**Stored data**

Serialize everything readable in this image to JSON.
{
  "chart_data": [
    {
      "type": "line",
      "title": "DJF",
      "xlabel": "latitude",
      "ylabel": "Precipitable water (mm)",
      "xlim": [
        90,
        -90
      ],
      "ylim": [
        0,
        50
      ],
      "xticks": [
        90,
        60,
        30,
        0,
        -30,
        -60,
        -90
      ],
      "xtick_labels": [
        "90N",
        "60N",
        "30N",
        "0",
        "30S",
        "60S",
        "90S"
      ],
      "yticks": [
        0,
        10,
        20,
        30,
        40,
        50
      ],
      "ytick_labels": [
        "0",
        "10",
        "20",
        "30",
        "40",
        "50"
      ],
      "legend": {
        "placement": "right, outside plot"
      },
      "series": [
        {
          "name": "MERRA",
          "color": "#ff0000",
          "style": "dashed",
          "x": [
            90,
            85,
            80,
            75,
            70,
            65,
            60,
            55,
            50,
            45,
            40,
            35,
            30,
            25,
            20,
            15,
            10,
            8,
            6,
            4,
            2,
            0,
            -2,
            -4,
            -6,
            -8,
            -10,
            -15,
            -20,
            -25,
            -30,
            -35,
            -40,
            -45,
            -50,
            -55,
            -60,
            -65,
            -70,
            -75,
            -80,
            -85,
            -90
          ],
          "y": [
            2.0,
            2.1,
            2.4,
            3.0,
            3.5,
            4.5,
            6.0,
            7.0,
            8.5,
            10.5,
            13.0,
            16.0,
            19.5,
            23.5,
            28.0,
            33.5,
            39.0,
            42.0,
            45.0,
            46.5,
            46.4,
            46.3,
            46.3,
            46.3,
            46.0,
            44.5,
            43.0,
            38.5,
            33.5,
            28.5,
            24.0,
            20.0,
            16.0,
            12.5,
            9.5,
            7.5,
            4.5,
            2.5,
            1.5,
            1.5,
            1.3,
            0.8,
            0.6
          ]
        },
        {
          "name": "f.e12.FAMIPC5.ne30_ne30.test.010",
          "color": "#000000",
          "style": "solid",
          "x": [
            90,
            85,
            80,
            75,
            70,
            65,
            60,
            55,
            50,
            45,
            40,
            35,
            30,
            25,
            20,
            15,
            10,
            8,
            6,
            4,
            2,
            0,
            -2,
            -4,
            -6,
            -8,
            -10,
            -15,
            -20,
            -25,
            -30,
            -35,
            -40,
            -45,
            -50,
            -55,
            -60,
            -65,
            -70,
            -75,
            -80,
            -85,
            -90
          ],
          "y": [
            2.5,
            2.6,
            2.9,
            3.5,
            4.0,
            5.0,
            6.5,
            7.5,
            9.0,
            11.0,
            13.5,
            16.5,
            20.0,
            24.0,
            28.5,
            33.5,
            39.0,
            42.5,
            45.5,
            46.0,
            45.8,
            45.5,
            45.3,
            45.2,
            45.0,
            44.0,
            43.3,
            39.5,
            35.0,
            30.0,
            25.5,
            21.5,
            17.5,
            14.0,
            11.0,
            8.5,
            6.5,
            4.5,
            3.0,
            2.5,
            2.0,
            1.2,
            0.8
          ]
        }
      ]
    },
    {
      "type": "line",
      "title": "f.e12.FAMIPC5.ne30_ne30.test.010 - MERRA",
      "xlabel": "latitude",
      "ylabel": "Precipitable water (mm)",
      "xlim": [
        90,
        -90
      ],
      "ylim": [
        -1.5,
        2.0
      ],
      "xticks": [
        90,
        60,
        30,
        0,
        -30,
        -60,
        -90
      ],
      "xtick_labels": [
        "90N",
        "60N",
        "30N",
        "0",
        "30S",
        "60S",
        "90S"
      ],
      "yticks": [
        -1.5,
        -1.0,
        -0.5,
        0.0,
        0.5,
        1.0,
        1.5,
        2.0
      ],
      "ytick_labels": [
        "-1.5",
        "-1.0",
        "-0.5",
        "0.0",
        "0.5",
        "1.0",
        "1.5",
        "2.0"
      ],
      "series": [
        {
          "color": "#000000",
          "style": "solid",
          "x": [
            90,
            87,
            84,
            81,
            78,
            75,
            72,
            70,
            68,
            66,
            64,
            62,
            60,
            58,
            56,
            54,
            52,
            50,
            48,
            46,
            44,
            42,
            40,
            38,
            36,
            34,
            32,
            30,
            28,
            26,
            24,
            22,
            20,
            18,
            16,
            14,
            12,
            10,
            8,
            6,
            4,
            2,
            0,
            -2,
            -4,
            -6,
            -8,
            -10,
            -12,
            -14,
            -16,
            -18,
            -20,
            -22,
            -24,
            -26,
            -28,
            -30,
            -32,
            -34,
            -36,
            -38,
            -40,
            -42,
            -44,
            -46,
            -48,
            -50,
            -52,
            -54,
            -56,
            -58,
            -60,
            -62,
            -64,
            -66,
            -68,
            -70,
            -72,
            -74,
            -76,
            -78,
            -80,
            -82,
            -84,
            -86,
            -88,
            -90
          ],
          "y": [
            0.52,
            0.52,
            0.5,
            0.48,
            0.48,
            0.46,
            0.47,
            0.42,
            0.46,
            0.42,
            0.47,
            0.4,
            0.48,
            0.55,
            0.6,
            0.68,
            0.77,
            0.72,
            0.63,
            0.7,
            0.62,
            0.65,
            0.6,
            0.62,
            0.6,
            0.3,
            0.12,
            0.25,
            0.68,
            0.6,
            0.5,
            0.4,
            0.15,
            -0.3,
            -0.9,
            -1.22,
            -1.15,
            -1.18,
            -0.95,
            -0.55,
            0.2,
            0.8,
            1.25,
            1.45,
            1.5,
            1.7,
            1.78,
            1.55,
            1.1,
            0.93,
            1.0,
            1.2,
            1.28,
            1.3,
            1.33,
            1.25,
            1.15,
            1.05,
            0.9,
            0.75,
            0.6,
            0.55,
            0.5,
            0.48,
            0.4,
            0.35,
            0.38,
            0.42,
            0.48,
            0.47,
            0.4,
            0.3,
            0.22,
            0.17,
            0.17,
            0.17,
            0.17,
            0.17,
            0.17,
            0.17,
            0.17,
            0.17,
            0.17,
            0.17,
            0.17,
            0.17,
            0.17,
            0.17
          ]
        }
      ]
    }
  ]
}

**Set problem**
Each record above must be given again exactly.

**Complete answer**
Serialize everything readable in this image to JSON.
{
  "chart_data": [
    {
      "type": "line",
      "title": "DJF",
      "xlabel": "latitude",
      "ylabel": "Precipitable water (mm)",
      "xlim": [
        90,
        -90
      ],
      "ylim": [
        0,
        50
      ],
      "xticks": [
        90,
        60,
        30,
        0,
        -30,
        -60,
        -90
      ],
      "xtick_labels": [
        "90N",
        "60N",
        "30N",
        "0",
        "30S",
        "60S",
        "90S"
      ],
      "yticks": [
        0,
        10,
        20,
        30,
        40,
        50
      ],
      "ytick_labels": [
        "0",
        "10",
        "20",
        "30",
        "40",
        "50"
      ],
      "legend": {
        "placement": "right, outside plot"
      },
      "series": [
        {
          "name": "MERRA",
          "color": "#ff0000",
          "style": "dashed",
          "x": [
            90,
            85,
            80,
            75,
            70,
            65,
            60,
            55,
            50,
            45,
            40,
            35,
            30,
            25,
            20,
            15,
            10,
            8,
            6,
            4,
            2,
            0,
            -2,
            -4,
            -6,
            -8,
            -10,
            -15,
            -20,
            -25,
            -30,
            -35,
            -40,
            -45,
            -50,
            -55,
            -60,
            -65,
            -70,
            -75,
            -80,
            -85,
            -90
          ],
          "y": [
            2.0,
            2.1,
            2.4,
            3.0,
            3.5,
            4.5,
            6.0,
            7.0,
            8.5,
            10.5,
            13.0,
            16.0,
            19.5,
            23.5,
            28.0,
            33.5,
            39.0,
            42.0,
            45.0,
            46.5,
            46.4,
            46.3,
            46.3,
            46.3,
            46.0,
            44.5,
            43.0,
            38.5,
            33.5,
            28.5,
            24.0,
            20.0,
            16.0,
            12.5,
            9.5,
            7.5,
            4.5,
            2.5,
            1.5,
            1.5,
            1.3,
            0.8,
            0.6
          ]
        },
        {
          "name": "f.e12.FAMIPC5.ne30_ne30.test.010",
          "color": "#000000",
          "style": "solid",
          "x": [
            90,
            85,
            80,
            75,
            70,
            65,
            60,
            55,
            50,
            45,
            40,
            35,
            30,
            25,
            20,
            15,
            10,
            8,
            6,
            4,
            2,
            0,
            -2,
            -4,
            -6,
            -8,
            -10,
            -15,
            -20,
            -25,
            -30,
            -35,
            -40,
            -45,
            -50,
            -55,
            -60,
            -65,
            -70,
            -75,
            -80,
            -85,
            -90
          ],
          "y": [
            2.5,
            2.6,
            2.9,
            3.5,
            4.0,
            5.0,
            6.5,
            7.5,
            9.0,
            11.0,
            13.5,
            16.5,
            20.0,
            24.0,
            28.5,
            33.5,
            39.0,
            42.5,
            45.5,
            46.0,
            45.8,
            45.5,
            45.3,
            45.2,
            45.0,
            44.0,
            43.3,
            39.5,
            35.0,
            30.0,
            25.5,
            21.5,
            17.5,
            14.0,
            11.0,
            8.5,
            6.5,
            4.5,
            3.0,
            2.5,
            2.0,
            1.2,
            0.8
          ]
        }
      ]
    },
    {
      "type": "line",
      "title": "f.e12.FAMIPC5.ne30_ne30.test.010 - MERRA",
      "xlabel": "latitude",
      "ylabel": "Precipitable water (mm)",
      "xlim": [
        90,
        -90
      ],
      "ylim": [
        -1.5,
        2.0
      ],
      "xticks": [
        90,
        60,
        30,
        0,
        -30,
        -60,
        -90
      ],
      "xtick_labels": [
        "90N",
        "60N",
        "30N",
        "0",
        "30S",
        "60S",
        "90S"
      ],
      "yticks": [
        -1.5,
        -1.0,
        -0.5,
        0.0,
        0.5,
        1.0,
        1.5,
        2.0
      ],
      "ytick_labels": [
        "-1.5",
        "-1.0",
        "-0.5",
        "0.0",
        "0.5",
        "1.0",
        "1.5",
        "2.0"
      ],
      "series": [
        {
          "color": "#000000",
          "style": "solid",
          "x": [
            90,
            87,
            84,
            81,
            78,
            75,
            72,
            70,
            68,
            66,
            64,
            62,
            60,
            58,
            56,
            54,
            52,
            50,
            48,
            46,
            44,
            42,
            40,
            38,
            36,
            34,
            32,
            30,
            28,
            26,
            24,
            22,
            20,
            18,
            16,
            14,
            12,
            10,
            8,
            6,
            4,
            2,
            0,
            -2,
            -4,
            -6,
            -8,
            -10,
            -12,
            -14,
            -16,
            -18,
            -20,
            -22,
            -24,
            -26,
            -28,
            -30,
            -32,
            -34,
            -36,
            -38,
            -40,
            -42,
            -44,
            -46,
            -48,
            -50,
            -52,
            -54,
            -56,
            -58,
            -60,
            -62,
            -64,
            -66,
            -68,
            -70,
            -72,
            -74,
            -76,
            -78,
            -80,
            -82,
            -84,
            -86,
            -88,
            -90
          ],
          "y": [
            0.52,
            0.52,
            0.5,
            0.48,
            0.48,
            0.46,
            0.47,
            0.42,
            0.46,
            0.42,
            0.47,
            0.4,
            0.48,
            0.55,
            0.6,
            0.68,
            0.77,
            0.72,
            0.63,
            0.7,
            0.62,
            0.65,
            0.6,
            0.62,
            0.6,
            0.3,
            0.12,
            0.25,
            0.68,
            0.6,
            0.5,
            0.4,
            0.15,
            -0.3,
            -0.9,
            -1.22,
            -1.15,
            -1.18,
            -0.95,
            -0.55,
            0.2,
            0.8,
            1.25,
            1.45,
            1.5,
            1.7,
            1.78,
            1.55,
            1.1,
            0.93,
            1.0,
            1.2,
            1.28,
            1.3,
            1.33,
            1.25,
            1.15,
            1.05,
            0.9,
            0.75,
            0.6,
            0.55,
            0.5,
            0.48,
            0.4,
            0.35,
            0.38,
            0.42,
            0.48,
            0.47,
            0.4,
            0.3,
            0.22,
            0.17,
            0.17,
            0.17,
            0.17,
            0.17,
            0.17,
            0.17,
            0.17,
            0.17,
            0.17,
            0.17,
            0.17,
            0.17,
            0.17,
            0.17
          ]
        }
      ]
    }
  ]
}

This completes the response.